• [Material to process]
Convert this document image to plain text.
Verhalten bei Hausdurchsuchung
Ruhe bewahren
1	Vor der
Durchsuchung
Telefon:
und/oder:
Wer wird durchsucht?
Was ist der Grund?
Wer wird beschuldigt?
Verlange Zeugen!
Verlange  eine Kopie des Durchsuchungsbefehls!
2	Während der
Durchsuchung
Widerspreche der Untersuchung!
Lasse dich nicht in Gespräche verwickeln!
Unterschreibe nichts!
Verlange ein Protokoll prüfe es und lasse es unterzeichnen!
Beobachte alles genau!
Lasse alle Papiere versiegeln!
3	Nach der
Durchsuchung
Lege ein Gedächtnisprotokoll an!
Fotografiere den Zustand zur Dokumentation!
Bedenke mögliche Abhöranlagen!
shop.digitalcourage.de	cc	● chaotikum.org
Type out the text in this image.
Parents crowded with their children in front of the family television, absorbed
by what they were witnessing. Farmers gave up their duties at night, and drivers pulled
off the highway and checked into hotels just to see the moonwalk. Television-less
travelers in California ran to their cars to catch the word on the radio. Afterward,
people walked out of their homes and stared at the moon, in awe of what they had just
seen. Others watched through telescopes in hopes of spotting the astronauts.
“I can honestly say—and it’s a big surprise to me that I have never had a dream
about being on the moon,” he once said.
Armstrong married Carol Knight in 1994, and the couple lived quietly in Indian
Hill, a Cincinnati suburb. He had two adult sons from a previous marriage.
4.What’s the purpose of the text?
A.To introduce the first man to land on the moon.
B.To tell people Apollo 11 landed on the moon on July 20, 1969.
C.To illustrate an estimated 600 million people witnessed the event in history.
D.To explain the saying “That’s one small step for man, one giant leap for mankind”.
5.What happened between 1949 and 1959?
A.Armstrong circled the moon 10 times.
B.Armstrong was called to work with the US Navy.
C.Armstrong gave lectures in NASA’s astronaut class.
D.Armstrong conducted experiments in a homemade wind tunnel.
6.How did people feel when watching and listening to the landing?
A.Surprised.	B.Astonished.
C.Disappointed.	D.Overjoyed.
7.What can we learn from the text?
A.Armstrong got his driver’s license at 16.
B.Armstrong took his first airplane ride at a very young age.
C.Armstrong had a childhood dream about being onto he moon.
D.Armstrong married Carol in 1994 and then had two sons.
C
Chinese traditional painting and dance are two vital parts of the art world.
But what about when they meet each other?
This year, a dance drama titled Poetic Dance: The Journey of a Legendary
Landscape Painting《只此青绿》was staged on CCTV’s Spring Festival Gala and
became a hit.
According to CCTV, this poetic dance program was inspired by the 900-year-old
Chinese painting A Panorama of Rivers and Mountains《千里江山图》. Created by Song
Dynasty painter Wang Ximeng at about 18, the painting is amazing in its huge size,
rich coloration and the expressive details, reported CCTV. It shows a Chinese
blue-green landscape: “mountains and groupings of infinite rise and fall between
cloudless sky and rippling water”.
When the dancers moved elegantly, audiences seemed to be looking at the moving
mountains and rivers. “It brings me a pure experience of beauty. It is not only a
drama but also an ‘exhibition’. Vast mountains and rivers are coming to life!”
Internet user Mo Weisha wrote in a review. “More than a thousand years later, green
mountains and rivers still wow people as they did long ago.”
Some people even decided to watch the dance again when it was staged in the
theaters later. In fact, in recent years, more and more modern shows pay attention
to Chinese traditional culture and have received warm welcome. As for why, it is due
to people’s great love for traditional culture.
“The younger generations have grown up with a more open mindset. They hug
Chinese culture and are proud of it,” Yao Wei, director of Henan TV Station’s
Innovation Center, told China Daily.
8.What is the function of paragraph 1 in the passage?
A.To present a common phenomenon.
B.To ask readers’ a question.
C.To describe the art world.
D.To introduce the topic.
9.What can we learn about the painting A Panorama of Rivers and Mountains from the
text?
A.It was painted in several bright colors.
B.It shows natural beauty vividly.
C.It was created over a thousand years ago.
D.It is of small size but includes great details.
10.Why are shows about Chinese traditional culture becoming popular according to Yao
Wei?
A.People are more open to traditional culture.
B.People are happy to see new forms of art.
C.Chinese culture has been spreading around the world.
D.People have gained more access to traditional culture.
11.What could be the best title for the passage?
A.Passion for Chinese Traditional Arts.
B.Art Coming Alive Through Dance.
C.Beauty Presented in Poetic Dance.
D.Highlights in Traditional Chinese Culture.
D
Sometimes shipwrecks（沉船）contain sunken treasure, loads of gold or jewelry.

• [Description of the task] Reproduce the complete set of lines precisely as supplied.

• [The response]
Convert this document image to plain text.
Verhalten bei Hausdurchsuchung
Ruhe bewahren
1	Vor der
Durchsuchung
Telefon:
und/oder:
Wer wird durchsucht?
Was ist der Grund?
Wer wird beschuldigt?
Verlange Zeugen!
Verlange  eine Kopie des Durchsuchungsbefehls!
2	Während der
Durchsuchung
Widerspreche der Untersuchung!
Lasse dich nicht in Gespräche verwickeln!
Unterschreibe nichts!
Verlange ein Protokoll prüfe es und lasse es unterzeichnen!
Beobachte alles genau!
Lasse alle Papiere versiegeln!
3	Nach der
Durchsuchung
Lege ein Gedächtnisprotokoll an!
Fotografiere den Zustand zur Dokumentation!
Bedenke mögliche Abhöranlagen!
shop.digitalcourage.de	cc	● chaotikum.org
Type out the text in this image.
Parents crowded with their children in front of the family television, absorbed
by what they were witnessing. Farmers gave up their duties at night, and drivers pulled
off the highway and checked into hotels just to see the moonwalk. Television-less
travelers in California ran to their cars to catch the word on the radio. Afterward,
people walked out of their homes and stared at the moon, in awe of what they had just
seen. Others watched through telescopes in hopes of spotting the astronauts.
“I can honestly say—and it’s a big surprise to me that I have never had a dream
about being on the moon,” he once said.
Armstrong married Carol Knight in 1994, and the couple lived quietly in Indian
Hill, a Cincinnati suburb. He had two adult sons from a previous marriage.
4.What’s the purpose of the text?
A.To introduce the first man to land on the moon.
B.To tell people Apollo 11 landed on the moon on July 20, 1969.
C.To illustrate an estimated 600 million people witnessed the event in history.
D.To explain the saying “That’s one small step for man, one giant leap for mankind”.
5.What happened between 1949 and 1959?
A.Armstrong circled the moon 10 times.
B.Armstrong was called to work with the US Navy.
C.Armstrong gave lectures in NASA’s astronaut class.
D.Armstrong conducted experiments in a homemade wind tunnel.
6.How did people feel when watching and listening to the landing?
A.Surprised.	B.Astonished.
C.Disappointed.	D.Overjoyed.
7.What can we learn from the text?
A.Armstrong got his driver’s license at 16.
B.Armstrong took his first airplane ride at a very young age.
C.Armstrong had a childhood dream about being onto he moon.
D.Armstrong married Carol in 1994 and then had two sons.
C
Chinese traditional painting and dance are two vital parts of the art world.
But what about when they meet each other?
This year, a dance drama titled Poetic Dance: The Journey of a Legendary
Landscape Painting《只此青绿》was staged on CCTV’s Spring Festival Gala and
became a hit.
According to CCTV, this poetic dance program was inspired by the 900-year-old
Chinese painting A Panorama of Rivers and Mountains《千里江山图》. Created by Song
Dynasty painter Wang Ximeng at about 18, the painting is amazing in its huge size,
rich coloration and the expressive details, reported CCTV. It shows a Chinese
blue-green landscape: “mountains and groupings of infinite rise and fall between
cloudless sky and rippling water”.
When the dancers moved elegantly, audiences seemed to be looking at the moving
mountains and rivers. “It brings me a pure experience of beauty. It is not only a
drama but also an ‘exhibition’. Vast mountains and rivers are coming to life!”
Internet user Mo Weisha wrote in a review. “More than a thousand years later, green
mountains and rivers still wow people as they did long ago.”
Some people even decided to watch the dance again when it was staged in the
theaters later. In fact, in recent years, more and more modern shows pay attention
to Chinese traditional culture and have received warm welcome. As for why, it is due
to people’s great love for traditional culture.
“The younger generations have grown up with a more open mindset. They hug
Chinese culture and are proud of it,” Yao Wei, director of Henan TV Station’s
Innovation Center, told China Daily.
8.What is the function of paragraph 1 in the passage?
A.To present a common phenomenon.
B.To ask readers’ a question.
C.To describe the art world.
D.To introduce the topic.
9.What can we learn about the painting A Panorama of Rivers and Mountains from the
text?
A.It was painted in several bright colors.
B.It shows natural beauty vividly.
C.It was created over a thousand years ago.
D.It is of small size but includes great details.
10.Why are shows about Chinese traditional culture becoming popular according to Yao
Wei?
A.People are more open to traditional culture.
B.People are happy to see new forms of art.
C.Chinese culture has been spreading around the world.
D.People have gained more access to traditional culture.
11.What could be the best title for the passage?
A.Passion for Chinese Traditional Arts.
B.Art Coming Alive Through Dance.
C.Beauty Presented in Poetic Dance.
D.Highlights in Traditional Chinese Culture.
D
Sometimes shipwrecks（沉船）contain sunken treasure, loads of gold or jewelry.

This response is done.